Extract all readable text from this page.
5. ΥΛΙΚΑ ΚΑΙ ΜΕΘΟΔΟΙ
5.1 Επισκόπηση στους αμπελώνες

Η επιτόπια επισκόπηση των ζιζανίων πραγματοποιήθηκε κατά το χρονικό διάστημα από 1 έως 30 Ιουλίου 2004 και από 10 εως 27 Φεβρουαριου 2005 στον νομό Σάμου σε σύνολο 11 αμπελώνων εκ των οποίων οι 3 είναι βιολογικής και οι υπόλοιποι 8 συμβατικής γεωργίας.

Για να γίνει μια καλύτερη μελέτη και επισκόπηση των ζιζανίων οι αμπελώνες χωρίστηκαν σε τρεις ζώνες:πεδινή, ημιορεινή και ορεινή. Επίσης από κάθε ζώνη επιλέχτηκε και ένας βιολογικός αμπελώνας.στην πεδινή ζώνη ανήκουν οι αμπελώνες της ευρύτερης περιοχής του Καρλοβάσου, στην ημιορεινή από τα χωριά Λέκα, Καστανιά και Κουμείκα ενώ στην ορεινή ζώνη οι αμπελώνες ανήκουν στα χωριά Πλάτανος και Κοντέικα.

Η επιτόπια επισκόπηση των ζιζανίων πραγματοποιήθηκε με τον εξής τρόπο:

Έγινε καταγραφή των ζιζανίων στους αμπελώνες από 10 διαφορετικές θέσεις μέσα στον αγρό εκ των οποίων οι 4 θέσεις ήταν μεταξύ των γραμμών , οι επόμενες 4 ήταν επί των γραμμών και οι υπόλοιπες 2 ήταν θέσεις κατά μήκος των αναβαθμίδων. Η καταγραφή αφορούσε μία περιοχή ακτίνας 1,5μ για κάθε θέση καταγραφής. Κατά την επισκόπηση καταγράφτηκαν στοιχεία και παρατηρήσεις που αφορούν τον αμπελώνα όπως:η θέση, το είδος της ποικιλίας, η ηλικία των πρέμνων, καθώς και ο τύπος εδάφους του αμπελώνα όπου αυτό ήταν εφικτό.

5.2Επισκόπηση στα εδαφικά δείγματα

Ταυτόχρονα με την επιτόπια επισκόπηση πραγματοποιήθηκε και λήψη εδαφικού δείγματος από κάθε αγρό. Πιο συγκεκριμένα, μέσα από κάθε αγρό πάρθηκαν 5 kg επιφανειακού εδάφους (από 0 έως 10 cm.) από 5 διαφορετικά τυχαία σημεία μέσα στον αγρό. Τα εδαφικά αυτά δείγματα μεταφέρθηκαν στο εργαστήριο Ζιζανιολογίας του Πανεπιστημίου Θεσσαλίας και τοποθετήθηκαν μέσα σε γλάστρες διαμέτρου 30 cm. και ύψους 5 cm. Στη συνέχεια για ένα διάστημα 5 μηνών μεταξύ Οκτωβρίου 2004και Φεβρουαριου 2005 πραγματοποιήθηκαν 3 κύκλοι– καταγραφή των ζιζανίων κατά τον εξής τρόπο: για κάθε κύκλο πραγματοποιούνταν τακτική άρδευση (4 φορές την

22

**EXERCISE**
Type the material above out again, exactly.

**COMPLETE OUTPUT**
Extract all readable text from this page.
5. ΥΛΙΚΑ ΚΑΙ ΜΕΘΟΔΟΙ
5.1 Επισκόπηση στους αμπελώνες

Η επιτόπια επισκόπηση των ζιζανίων πραγματοποιήθηκε κατά το χρονικό διάστημα από 1 έως 30 Ιουλίου 2004 και από 10 εως 27 Φεβρουαριου 2005 στον νομό Σάμου σε σύνολο 11 αμπελώνων εκ των οποίων οι 3 είναι βιολογικής και οι υπόλοιποι 8 συμβατικής γεωργίας.

Για να γίνει μια καλύτερη μελέτη και επισκόπηση των ζιζανίων οι αμπελώνες χωρίστηκαν σε τρεις ζώνες:πεδινή, ημιορεινή και ορεινή. Επίσης από κάθε ζώνη επιλέχτηκε και ένας βιολογικός αμπελώνας.στην πεδινή ζώνη ανήκουν οι αμπελώνες της ευρύτερης περιοχής του Καρλοβάσου, στην ημιορεινή από τα χωριά Λέκα, Καστανιά και Κουμείκα ενώ στην ορεινή ζώνη οι αμπελώνες ανήκουν στα χωριά Πλάτανος και Κοντέικα.

Η επιτόπια επισκόπηση των ζιζανίων πραγματοποιήθηκε με τον εξής τρόπο:

Έγινε καταγραφή των ζιζανίων στους αμπελώνες από 10 διαφορετικές θέσεις μέσα στον αγρό εκ των οποίων οι 4 θέσεις ήταν μεταξύ των γραμμών , οι επόμενες 4 ήταν επί των γραμμών και οι υπόλοιπες 2 ήταν θέσεις κατά μήκος των αναβαθμίδων. Η καταγραφή αφορούσε μία περιοχή ακτίνας 1,5μ για κάθε θέση καταγραφής. Κατά την επισκόπηση καταγράφτηκαν στοιχεία και παρατηρήσεις που αφορούν τον αμπελώνα όπως:η θέση, το είδος της ποικιλίας, η ηλικία των πρέμνων, καθώς και ο τύπος εδάφους του αμπελώνα όπου αυτό ήταν εφικτό.

5.2Επισκόπηση στα εδαφικά δείγματα

Ταυτόχρονα με την επιτόπια επισκόπηση πραγματοποιήθηκε και λήψη εδαφικού δείγματος από κάθε αγρό. Πιο συγκεκριμένα, μέσα από κάθε αγρό πάρθηκαν 5 kg επιφανειακού εδάφους (από 0 έως 10 cm.) από 5 διαφορετικά τυχαία σημεία μέσα στον αγρό. Τα εδαφικά αυτά δείγματα μεταφέρθηκαν στο εργαστήριο Ζιζανιολογίας του Πανεπιστημίου Θεσσαλίας και τοποθετήθηκαν μέσα σε γλάστρες διαμέτρου 30 cm. και ύψους 5 cm. Στη συνέχεια για ένα διάστημα 5 μηνών μεταξύ Οκτωβρίου 2004και Φεβρουαριου 2005 πραγματοποιήθηκαν 3 κύκλοι– καταγραφή των ζιζανίων κατά τον εξής τρόπο: για κάθε κύκλο πραγματοποιούνταν τακτική άρδευση (4 φορές την

22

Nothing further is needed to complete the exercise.